* [GIVEN EXERCISE]:
Copy the data below exactly.

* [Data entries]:
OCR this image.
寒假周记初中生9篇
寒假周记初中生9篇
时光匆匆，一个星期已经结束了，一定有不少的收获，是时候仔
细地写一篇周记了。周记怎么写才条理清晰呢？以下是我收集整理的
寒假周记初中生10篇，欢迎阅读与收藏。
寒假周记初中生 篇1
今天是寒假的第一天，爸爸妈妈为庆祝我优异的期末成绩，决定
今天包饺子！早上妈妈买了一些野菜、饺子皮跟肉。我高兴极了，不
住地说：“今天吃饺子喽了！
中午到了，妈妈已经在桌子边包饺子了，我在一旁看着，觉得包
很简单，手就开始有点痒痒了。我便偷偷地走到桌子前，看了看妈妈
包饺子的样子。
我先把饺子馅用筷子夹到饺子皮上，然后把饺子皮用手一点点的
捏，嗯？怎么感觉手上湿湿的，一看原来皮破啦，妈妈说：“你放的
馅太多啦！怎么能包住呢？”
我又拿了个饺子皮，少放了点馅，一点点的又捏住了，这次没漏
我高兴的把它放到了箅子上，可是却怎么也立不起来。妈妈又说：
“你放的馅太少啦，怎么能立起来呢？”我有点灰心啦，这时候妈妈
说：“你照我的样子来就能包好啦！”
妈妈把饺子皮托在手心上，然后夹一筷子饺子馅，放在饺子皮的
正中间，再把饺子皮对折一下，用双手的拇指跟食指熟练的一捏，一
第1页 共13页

* [TASK RESULT]:
OCR this image.
寒假周记初中生9篇
寒假周记初中生9篇
时光匆匆，一个星期已经结束了，一定有不少的收获，是时候仔
细地写一篇周记了。周记怎么写才条理清晰呢？以下是我收集整理的
寒假周记初中生10篇，欢迎阅读与收藏。
寒假周记初中生 篇1
今天是寒假的第一天，爸爸妈妈为庆祝我优异的期末成绩，决定
今天包饺子！早上妈妈买了一些野菜、饺子皮跟肉。我高兴极了，不
住地说：“今天吃饺子喽了！
中午到了，妈妈已经在桌子边包饺子了，我在一旁看着，觉得包
很简单，手就开始有点痒痒了。我便偷偷地走到桌子前，看了看妈妈
包饺子的样子。
我先把饺子馅用筷子夹到饺子皮上，然后把饺子皮用手一点点的
捏，嗯？怎么感觉手上湿湿的，一看原来皮破啦，妈妈说：“你放的
馅太多啦！怎么能包住呢？”
我又拿了个饺子皮，少放了点馅，一点点的又捏住了，这次没漏
我高兴的把它放到了箅子上，可是却怎么也立不起来。妈妈又说：
“你放的馅太少啦，怎么能立起来呢？”我有点灰心啦，这时候妈妈
说：“你照我的样子来就能包好啦！”
妈妈把饺子皮托在手心上，然后夹一筷子饺子馅，放在饺子皮的
正中间，再把饺子皮对折一下，用双手的拇指跟食指熟练的一捏，一
第1页 共13页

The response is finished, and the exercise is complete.